- [Material for this task]:
○ ○ ○ ○

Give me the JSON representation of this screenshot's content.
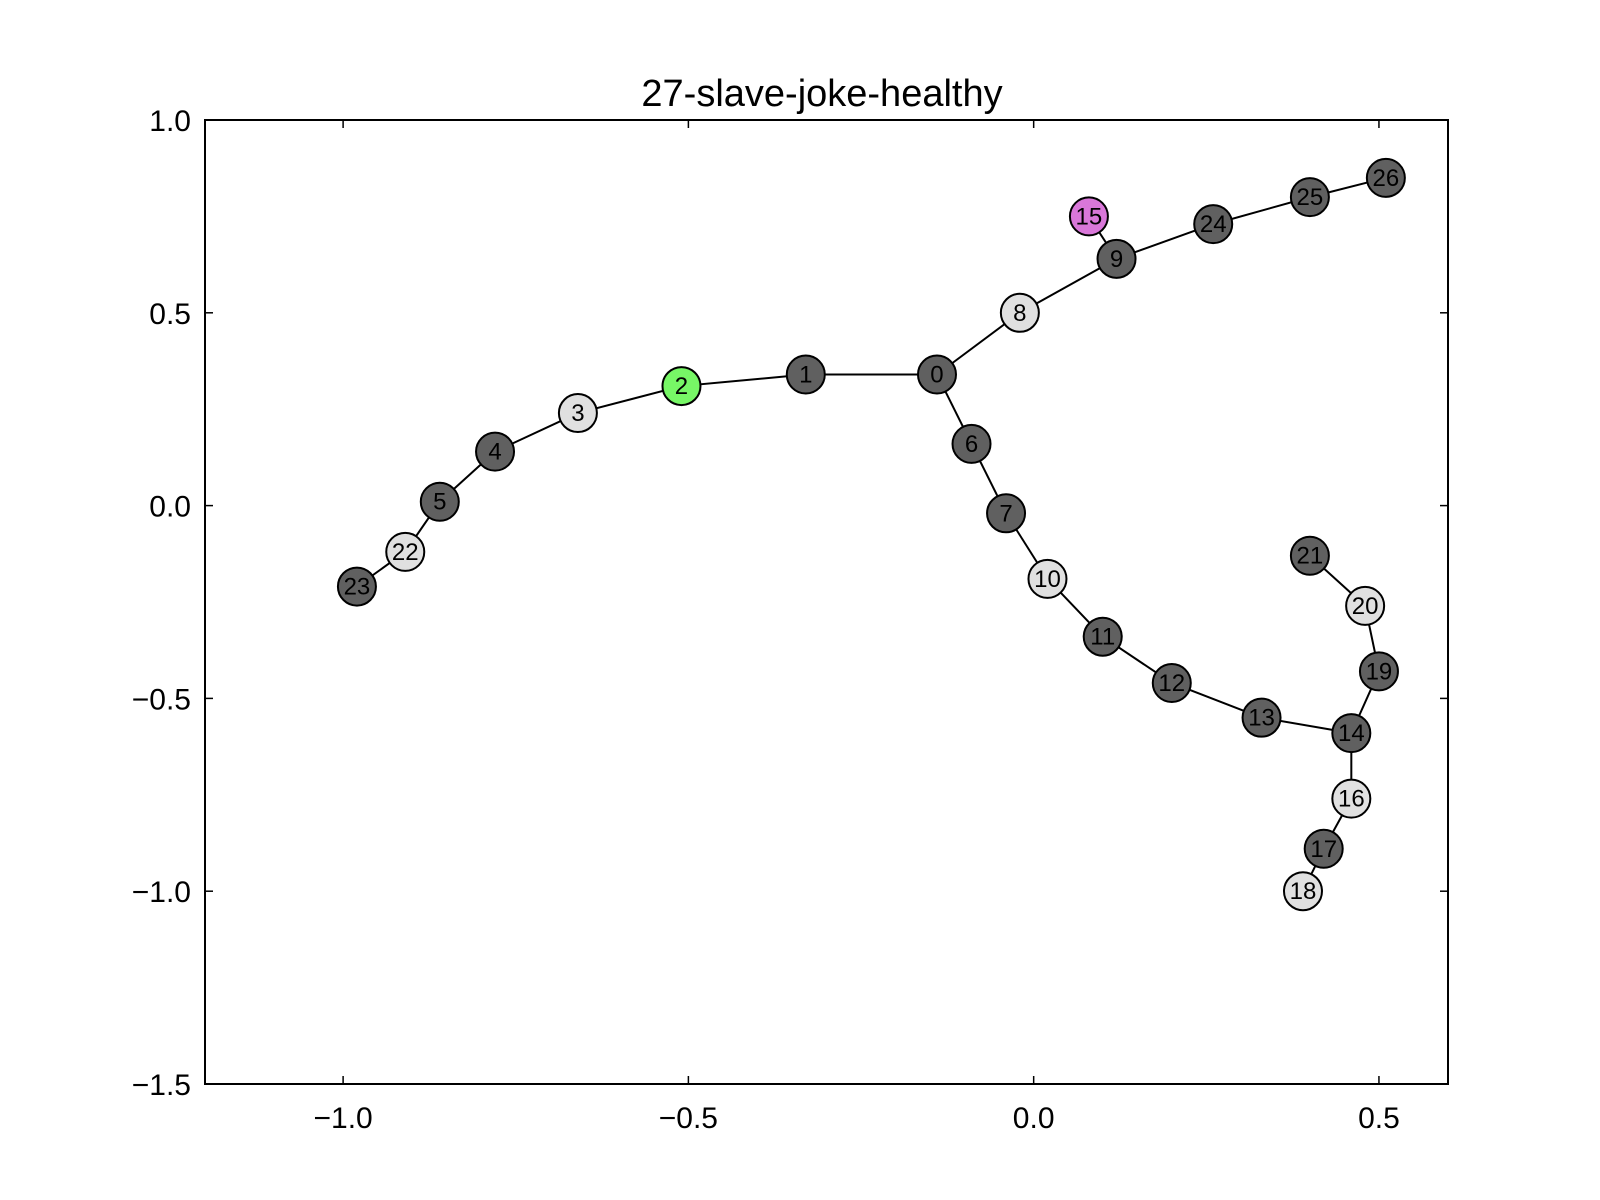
{
  "chart_data": {
    "type": "scatter",
    "title": "27-slave-joke-healthy",
    "xlabel": "",
    "ylabel": "",
    "xlim": [
      -1.2,
      0.6
    ],
    "ylim": [
      -1.5,
      1.0
    ],
    "xticks": [
      -1.0,
      -0.5,
      0.0,
      0.5
    ],
    "xtick_labels": [
      "−1.0",
      "−0.5",
      "0.0",
      "0.5"
    ],
    "yticks": [
      1.0,
      0.5,
      0.0,
      -0.5,
      -1.0,
      -1.5
    ],
    "ytick_labels": [
      "1.0",
      "0.5",
      "0.0",
      "−0.5",
      "−1.0",
      "−1.5"
    ],
    "grid": false,
    "node_colors": {
      "dark": "#606060",
      "light": "#e0e0e0",
      "green": "#77f766",
      "pink": "#d977d9"
    },
    "nodes": [
      {
        "id": "0",
        "x": -0.14,
        "y": 0.34,
        "color": "dark"
      },
      {
        "id": "1",
        "x": -0.33,
        "y": 0.34,
        "color": "dark"
      },
      {
        "id": "2",
        "x": -0.51,
        "y": 0.31,
        "color": "green"
      },
      {
        "id": "3",
        "x": -0.66,
        "y": 0.24,
        "color": "light"
      },
      {
        "id": "4",
        "x": -0.78,
        "y": 0.14,
        "color": "dark"
      },
      {
        "id": "5",
        "x": -0.86,
        "y": 0.01,
        "color": "dark"
      },
      {
        "id": "6",
        "x": -0.09,
        "y": 0.16,
        "color": "dark"
      },
      {
        "id": "7",
        "x": -0.04,
        "y": -0.02,
        "color": "dark"
      },
      {
        "id": "8",
        "x": -0.02,
        "y": 0.5,
        "color": "light"
      },
      {
        "id": "9",
        "x": 0.12,
        "y": 0.64,
        "color": "dark"
      },
      {
        "id": "10",
        "x": 0.02,
        "y": -0.19,
        "color": "light"
      },
      {
        "id": "11",
        "x": 0.1,
        "y": -0.34,
        "color": "dark"
      },
      {
        "id": "12",
        "x": 0.2,
        "y": -0.46,
        "color": "dark"
      },
      {
        "id": "13",
        "x": 0.33,
        "y": -0.55,
        "color": "dark"
      },
      {
        "id": "14",
        "x": 0.46,
        "y": -0.59,
        "color": "dark"
      },
      {
        "id": "15",
        "x": 0.08,
        "y": 0.75,
        "color": "pink"
      },
      {
        "id": "16",
        "x": 0.46,
        "y": -0.76,
        "color": "light"
      },
      {
        "id": "17",
        "x": 0.42,
        "y": -0.89,
        "color": "dark"
      },
      {
        "id": "18",
        "x": 0.39,
        "y": -1.0,
        "color": "light"
      },
      {
        "id": "19",
        "x": 0.5,
        "y": -0.43,
        "color": "dark"
      },
      {
        "id": "20",
        "x": 0.48,
        "y": -0.26,
        "color": "light"
      },
      {
        "id": "21",
        "x": 0.4,
        "y": -0.13,
        "color": "dark"
      },
      {
        "id": "22",
        "x": -0.91,
        "y": -0.12,
        "color": "light"
      },
      {
        "id": "23",
        "x": -0.98,
        "y": -0.21,
        "color": "dark"
      },
      {
        "id": "24",
        "x": 0.26,
        "y": 0.73,
        "color": "dark"
      },
      {
        "id": "25",
        "x": 0.4,
        "y": 0.8,
        "color": "dark"
      },
      {
        "id": "26",
        "x": 0.51,
        "y": 0.85,
        "color": "dark"
      }
    ],
    "edges": [
      [
        "0",
        "1"
      ],
      [
        "1",
        "2"
      ],
      [
        "2",
        "3"
      ],
      [
        "3",
        "4"
      ],
      [
        "4",
        "5"
      ],
      [
        "5",
        "22"
      ],
      [
        "22",
        "23"
      ],
      [
        "0",
        "6"
      ],
      [
        "6",
        "7"
      ],
      [
        "7",
        "10"
      ],
      [
        "10",
        "11"
      ],
      [
        "11",
        "12"
      ],
      [
        "12",
        "13"
      ],
      [
        "13",
        "14"
      ],
      [
        "14",
        "16"
      ],
      [
        "16",
        "17"
      ],
      [
        "17",
        "18"
      ],
      [
        "14",
        "19"
      ],
      [
        "19",
        "20"
      ],
      [
        "20",
        "21"
      ],
      [
        "0",
        "8"
      ],
      [
        "8",
        "9"
      ],
      [
        "9",
        "15"
      ],
      [
        "9",
        "24"
      ],
      [
        "24",
        "25"
      ],
      [
        "25",
        "26"
      ]
    ]
  }
}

○ ○ ○ ○

- [Requirements]:
Write out each entry exactly as given, omitting any picture.

- [Full response]:
Give me the JSON representation of this screenshot's content.
{
  "chart_data": {
    "type": "scatter",
    "title": "27-slave-joke-healthy",
    "xlabel": "",
    "ylabel": "",
    "xlim": [
      -1.2,
      0.6
    ],
    "ylim": [
      -1.5,
      1.0
    ],
    "xticks": [
      -1.0,
      -0.5,
      0.0,
      0.5
    ],
    "xtick_labels": [
      "−1.0",
      "−0.5",
      "0.0",
      "0.5"
    ],
    "yticks": [
      1.0,
      0.5,
      0.0,
      -0.5,
      -1.0,
      -1.5
    ],
    "ytick_labels": [
      "1.0",
      "0.5",
      "0.0",
      "−0.5",
      "−1.0",
      "−1.5"
    ],
    "grid": false,
    "node_colors": {
      "dark": "#606060",
      "light": "#e0e0e0",
      "green": "#77f766",
      "pink": "#d977d9"
    },
    "nodes": [
      {
        "id": "0",
        "x": -0.14,
        "y": 0.34,
        "color": "dark"
      },
      {
        "id": "1",
        "x": -0.33,
        "y": 0.34,
        "color": "dark"
      },
      {
        "id": "2",
        "x": -0.51,
        "y": 0.31,
        "color": "green"
      },
      {
        "id": "3",
        "x": -0.66,
        "y": 0.24,
        "color": "light"
      },
      {
        "id": "4",
        "x": -0.78,
        "y": 0.14,
        "color": "dark"
      },
      {
        "id": "5",
        "x": -0.86,
        "y": 0.01,
        "color": "dark"
      },
      {
        "id": "6",
        "x": -0.09,
        "y": 0.16,
        "color": "dark"
      },
      {
        "id": "7",
        "x": -0.04,
        "y": -0.02,
        "color": "dark"
      },
      {
        "id": "8",
        "x": -0.02,
        "y": 0.5,
        "color": "light"
      },
      {
        "id": "9",
        "x": 0.12,
        "y": 0.64,
        "color": "dark"
      },
      {
        "id": "10",
        "x": 0.02,
        "y": -0.19,
        "color": "light"
      },
      {
        "id": "11",
        "x": 0.1,
        "y": -0.34,
        "color": "dark"
      },
      {
        "id": "12",
        "x": 0.2,
        "y": -0.46,
        "color": "dark"
      },
      {
        "id": "13",
        "x": 0.33,
        "y": -0.55,
        "color": "dark"
      },
      {
        "id": "14",
        "x": 0.46,
        "y": -0.59,
        "color": "dark"
      },
      {
        "id": "15",
        "x": 0.08,
        "y": 0.75,
        "color": "pink"
      },
      {
        "id": "16",
        "x": 0.46,
        "y": -0.76,
        "color": "light"
      },
      {
        "id": "17",
        "x": 0.42,
        "y": -0.89,
        "color": "dark"
      },
      {
        "id": "18",
        "x": 0.39,
        "y": -1.0,
        "color": "light"
      },
      {
        "id": "19",
        "x": 0.5,
        "y": -0.43,
        "color": "dark"
      },
      {
        "id": "20",
        "x": 0.48,
        "y": -0.26,
        "color": "light"
      },
      {
        "id": "21",
        "x": 0.4,
        "y": -0.13,
        "color": "dark"
      },
      {
        "id": "22",
        "x": -0.91,
        "y": -0.12,
        "color": "light"
      },
      {
        "id": "23",
        "x": -0.98,
        "y": -0.21,
        "color": "dark"
      },
      {
        "id": "24",
        "x": 0.26,
        "y": 0.73,
        "color": "dark"
      },
      {
        "id": "25",
        "x": 0.4,
        "y": 0.8,
        "color": "dark"
      },
      {
        "id": "26",
        "x": 0.51,
        "y": 0.85,
        "color": "dark"
      }
    ],
    "edges": [
      [
        "0",
        "1"
      ],
      [
        "1",
        "2"
      ],
      [
        "2",
        "3"
      ],
      [
        "3",
        "4"
      ],
      [
        "4",
        "5"
      ],
      [
        "5",
        "22"
      ],
      [
        "22",
        "23"
      ],
      [
        "0",
        "6"
      ],
      [
        "6",
        "7"
      ],
      [
        "7",
        "10"
      ],
      [
        "10",
        "11"
      ],
      [
        "11",
        "12"
      ],
      [
        "12",
        "13"
      ],
      [
        "13",
        "14"
      ],
      [
        "14",
        "16"
      ],
      [
        "16",
        "17"
      ],
      [
        "17",
        "18"
      ],
      [
        "14",
        "19"
      ],
      [
        "19",
        "20"
      ],
      [
        "20",
        "21"
      ],
      [
        "0",
        "8"
      ],
      [
        "8",
        "9"
      ],
      [
        "9",
        "15"
      ],
      [
        "9",
        "24"
      ],
      [
        "24",
        "25"
      ],
      [
        "25",
        "26"
      ]
    ]
  }
}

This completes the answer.